PROBLEM DETAILS: Count the lines below that contain the word "целей", and give only that number.
* Start EXERCISE INPUT *
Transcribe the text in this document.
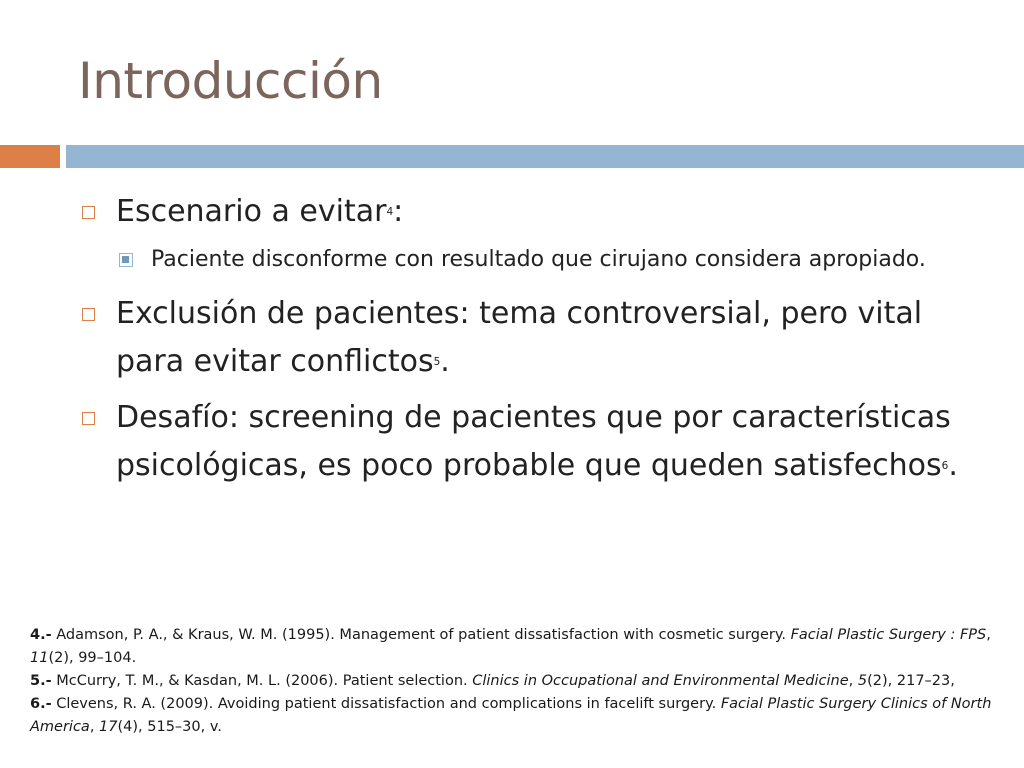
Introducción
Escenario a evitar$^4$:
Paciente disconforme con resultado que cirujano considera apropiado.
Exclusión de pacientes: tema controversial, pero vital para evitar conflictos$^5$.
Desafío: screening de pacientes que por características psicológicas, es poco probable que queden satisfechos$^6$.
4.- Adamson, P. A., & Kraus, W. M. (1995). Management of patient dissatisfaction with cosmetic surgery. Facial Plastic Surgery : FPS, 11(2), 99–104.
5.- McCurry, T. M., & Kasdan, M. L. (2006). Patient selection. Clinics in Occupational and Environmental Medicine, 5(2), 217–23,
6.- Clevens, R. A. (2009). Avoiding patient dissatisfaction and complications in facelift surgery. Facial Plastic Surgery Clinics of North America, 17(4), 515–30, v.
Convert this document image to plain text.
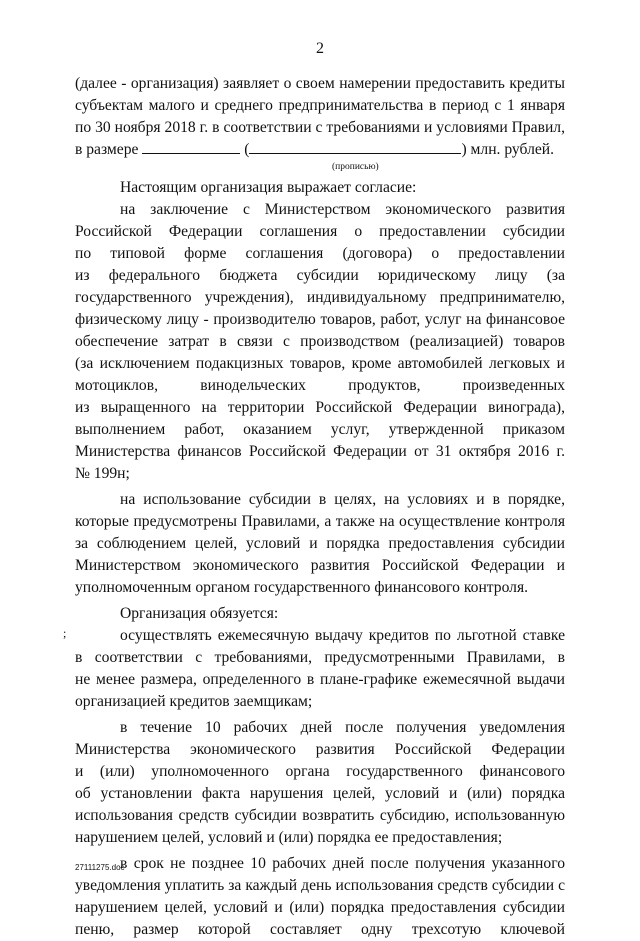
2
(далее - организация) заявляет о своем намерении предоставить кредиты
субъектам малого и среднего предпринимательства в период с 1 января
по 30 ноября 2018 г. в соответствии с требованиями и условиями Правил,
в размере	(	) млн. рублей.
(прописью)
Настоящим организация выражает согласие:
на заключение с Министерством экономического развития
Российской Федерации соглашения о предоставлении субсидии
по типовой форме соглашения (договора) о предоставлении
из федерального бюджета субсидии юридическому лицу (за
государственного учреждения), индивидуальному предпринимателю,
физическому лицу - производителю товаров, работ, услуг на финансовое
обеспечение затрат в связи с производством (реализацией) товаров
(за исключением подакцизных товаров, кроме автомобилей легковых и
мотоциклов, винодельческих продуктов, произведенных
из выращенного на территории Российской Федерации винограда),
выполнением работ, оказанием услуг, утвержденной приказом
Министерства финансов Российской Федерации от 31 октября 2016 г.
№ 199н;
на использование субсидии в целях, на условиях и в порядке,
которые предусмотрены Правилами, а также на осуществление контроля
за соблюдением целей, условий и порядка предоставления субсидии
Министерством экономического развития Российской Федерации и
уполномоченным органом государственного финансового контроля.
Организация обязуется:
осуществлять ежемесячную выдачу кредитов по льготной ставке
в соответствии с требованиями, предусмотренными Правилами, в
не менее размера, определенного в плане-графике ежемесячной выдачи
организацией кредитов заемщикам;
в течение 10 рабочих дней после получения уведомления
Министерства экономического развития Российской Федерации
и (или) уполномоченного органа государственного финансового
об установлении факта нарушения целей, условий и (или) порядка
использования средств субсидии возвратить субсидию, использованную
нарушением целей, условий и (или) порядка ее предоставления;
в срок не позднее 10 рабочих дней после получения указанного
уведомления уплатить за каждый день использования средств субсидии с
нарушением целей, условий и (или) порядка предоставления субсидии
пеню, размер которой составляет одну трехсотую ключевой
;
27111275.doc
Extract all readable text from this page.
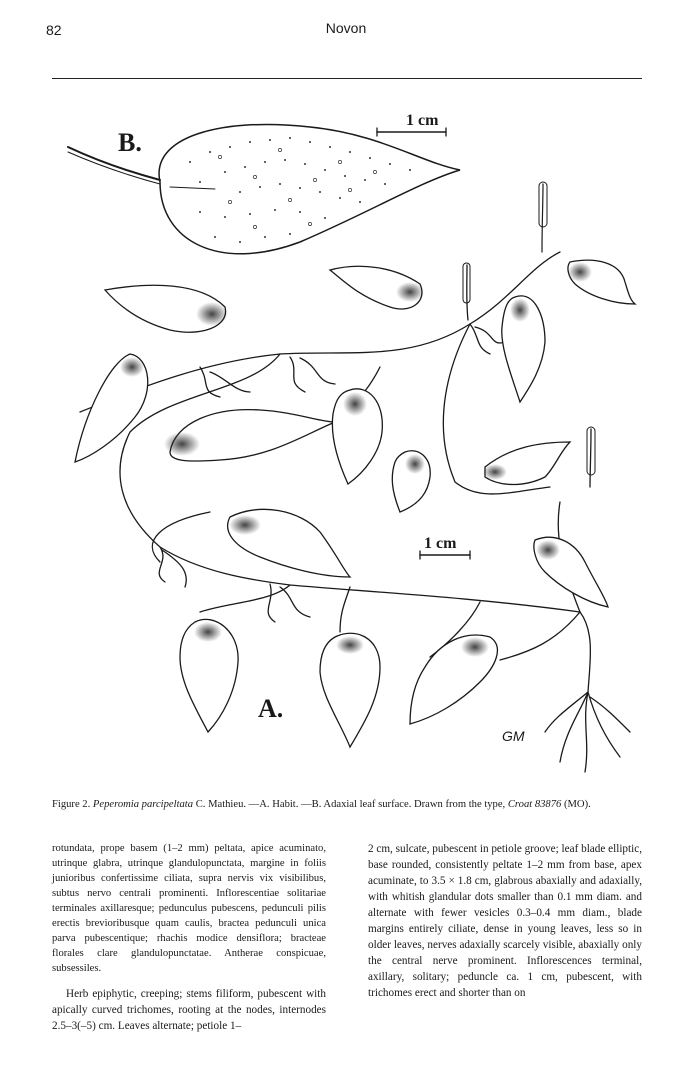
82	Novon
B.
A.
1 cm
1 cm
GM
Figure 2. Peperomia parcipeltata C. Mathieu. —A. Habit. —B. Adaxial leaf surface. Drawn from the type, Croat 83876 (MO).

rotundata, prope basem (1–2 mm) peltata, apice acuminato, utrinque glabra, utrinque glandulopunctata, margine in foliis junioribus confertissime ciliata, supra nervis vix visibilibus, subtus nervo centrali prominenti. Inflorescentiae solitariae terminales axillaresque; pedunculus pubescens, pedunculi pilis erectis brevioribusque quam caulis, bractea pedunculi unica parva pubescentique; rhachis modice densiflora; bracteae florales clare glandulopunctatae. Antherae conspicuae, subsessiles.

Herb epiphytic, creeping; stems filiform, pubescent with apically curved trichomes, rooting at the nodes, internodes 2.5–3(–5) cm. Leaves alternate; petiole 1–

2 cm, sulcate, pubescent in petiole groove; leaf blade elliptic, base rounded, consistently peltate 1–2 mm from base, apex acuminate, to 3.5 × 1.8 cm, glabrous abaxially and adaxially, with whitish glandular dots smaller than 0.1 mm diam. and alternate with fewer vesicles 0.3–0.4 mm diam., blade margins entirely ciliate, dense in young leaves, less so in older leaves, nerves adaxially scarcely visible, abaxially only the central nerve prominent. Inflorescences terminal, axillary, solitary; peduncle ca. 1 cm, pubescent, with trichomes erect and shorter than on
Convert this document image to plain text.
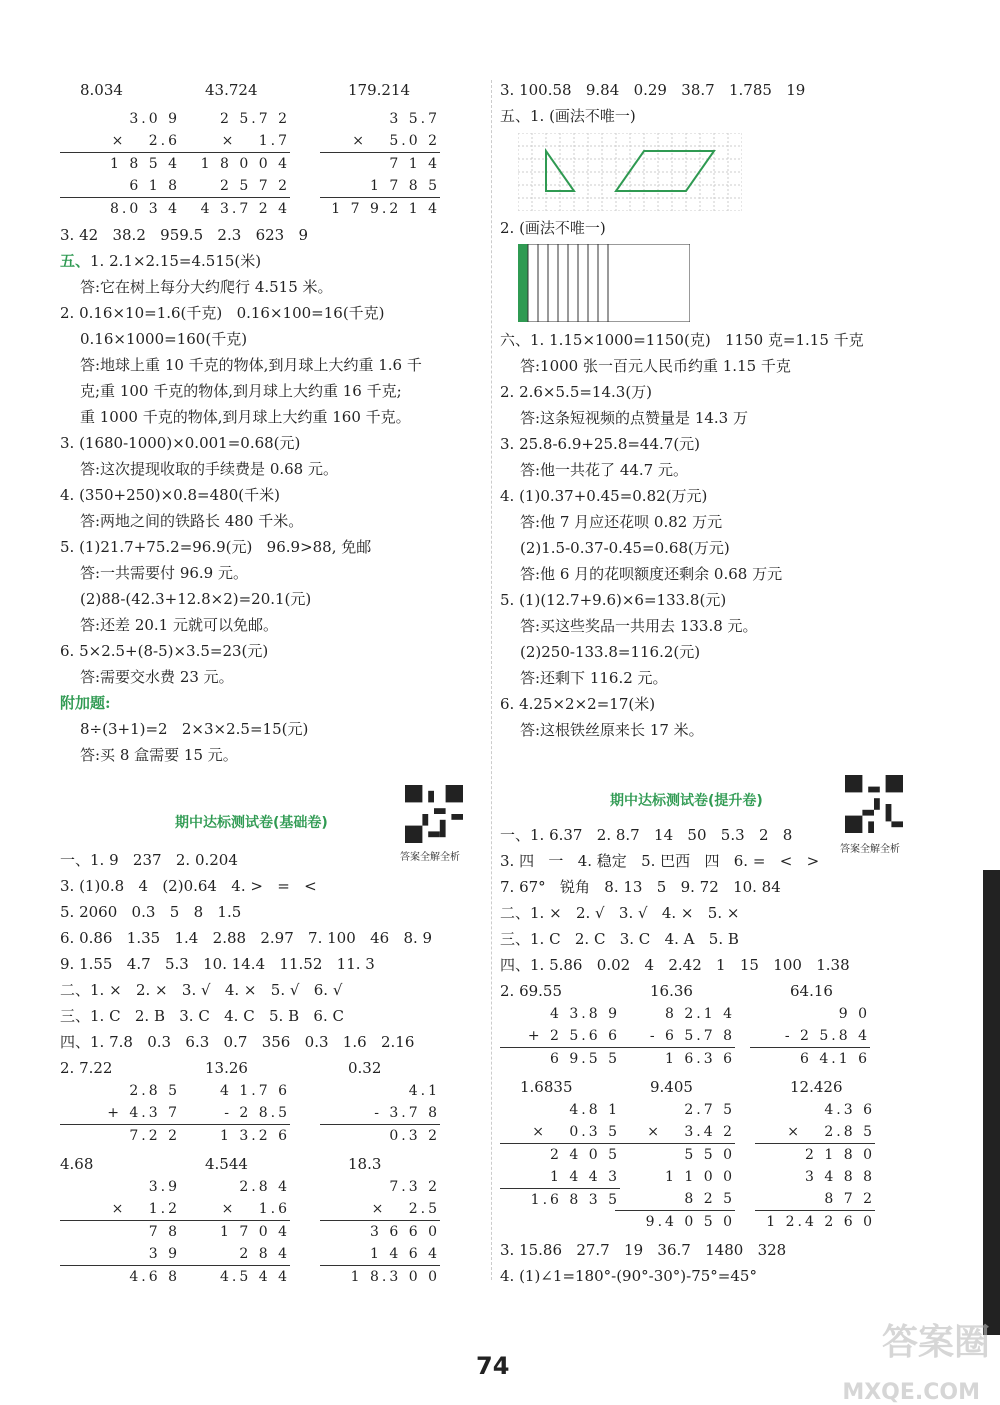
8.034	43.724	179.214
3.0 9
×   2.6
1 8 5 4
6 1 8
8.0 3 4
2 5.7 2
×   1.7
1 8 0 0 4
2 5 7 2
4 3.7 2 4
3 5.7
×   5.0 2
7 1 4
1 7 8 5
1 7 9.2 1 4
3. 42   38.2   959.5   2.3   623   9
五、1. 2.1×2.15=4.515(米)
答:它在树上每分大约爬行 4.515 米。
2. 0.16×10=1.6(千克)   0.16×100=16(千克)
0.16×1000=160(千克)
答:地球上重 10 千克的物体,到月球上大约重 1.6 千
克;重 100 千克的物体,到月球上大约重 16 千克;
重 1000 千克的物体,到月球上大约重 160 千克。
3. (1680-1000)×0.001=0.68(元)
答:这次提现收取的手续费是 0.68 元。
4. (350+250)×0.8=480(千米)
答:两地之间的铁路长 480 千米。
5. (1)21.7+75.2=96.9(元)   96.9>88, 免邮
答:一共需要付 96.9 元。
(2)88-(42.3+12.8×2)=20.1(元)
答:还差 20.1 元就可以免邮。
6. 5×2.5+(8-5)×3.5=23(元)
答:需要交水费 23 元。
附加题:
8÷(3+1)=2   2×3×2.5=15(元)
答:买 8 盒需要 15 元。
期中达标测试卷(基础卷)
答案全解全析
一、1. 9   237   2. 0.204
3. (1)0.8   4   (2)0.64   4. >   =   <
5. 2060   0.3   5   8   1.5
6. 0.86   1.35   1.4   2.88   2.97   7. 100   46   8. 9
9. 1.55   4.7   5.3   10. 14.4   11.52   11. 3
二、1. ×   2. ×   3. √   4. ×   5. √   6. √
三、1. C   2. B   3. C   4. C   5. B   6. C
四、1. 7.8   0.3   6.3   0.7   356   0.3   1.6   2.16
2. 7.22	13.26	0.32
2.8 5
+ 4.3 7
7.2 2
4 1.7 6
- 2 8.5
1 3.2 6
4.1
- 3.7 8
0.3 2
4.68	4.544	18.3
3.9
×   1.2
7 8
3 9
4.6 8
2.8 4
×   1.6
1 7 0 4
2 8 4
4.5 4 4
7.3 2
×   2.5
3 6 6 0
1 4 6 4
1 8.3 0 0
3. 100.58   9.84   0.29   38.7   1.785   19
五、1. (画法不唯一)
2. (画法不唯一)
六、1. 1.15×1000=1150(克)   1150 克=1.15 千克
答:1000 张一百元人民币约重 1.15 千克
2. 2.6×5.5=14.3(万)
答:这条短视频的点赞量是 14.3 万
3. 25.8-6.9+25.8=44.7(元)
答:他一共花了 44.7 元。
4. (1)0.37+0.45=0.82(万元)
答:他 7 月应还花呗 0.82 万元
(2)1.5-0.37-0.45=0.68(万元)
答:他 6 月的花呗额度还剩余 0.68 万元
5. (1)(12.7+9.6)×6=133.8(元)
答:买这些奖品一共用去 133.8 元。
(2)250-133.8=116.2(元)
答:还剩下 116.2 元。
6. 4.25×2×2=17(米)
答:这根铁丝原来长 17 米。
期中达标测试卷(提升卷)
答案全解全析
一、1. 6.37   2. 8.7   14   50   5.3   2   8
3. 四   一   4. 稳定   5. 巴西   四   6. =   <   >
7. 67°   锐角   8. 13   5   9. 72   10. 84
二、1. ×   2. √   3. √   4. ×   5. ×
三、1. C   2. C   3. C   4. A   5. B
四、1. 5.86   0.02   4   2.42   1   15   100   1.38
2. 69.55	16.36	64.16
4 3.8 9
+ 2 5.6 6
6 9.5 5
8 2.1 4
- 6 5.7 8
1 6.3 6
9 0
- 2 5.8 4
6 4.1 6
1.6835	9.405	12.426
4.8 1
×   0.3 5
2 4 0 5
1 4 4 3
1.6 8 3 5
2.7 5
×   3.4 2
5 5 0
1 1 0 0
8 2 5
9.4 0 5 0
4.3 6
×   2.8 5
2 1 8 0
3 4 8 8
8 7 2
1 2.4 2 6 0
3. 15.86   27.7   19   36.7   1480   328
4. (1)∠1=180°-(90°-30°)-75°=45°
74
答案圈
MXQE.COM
* End EXERCISE INPUT *
ANSWER FOR THE TASK: 4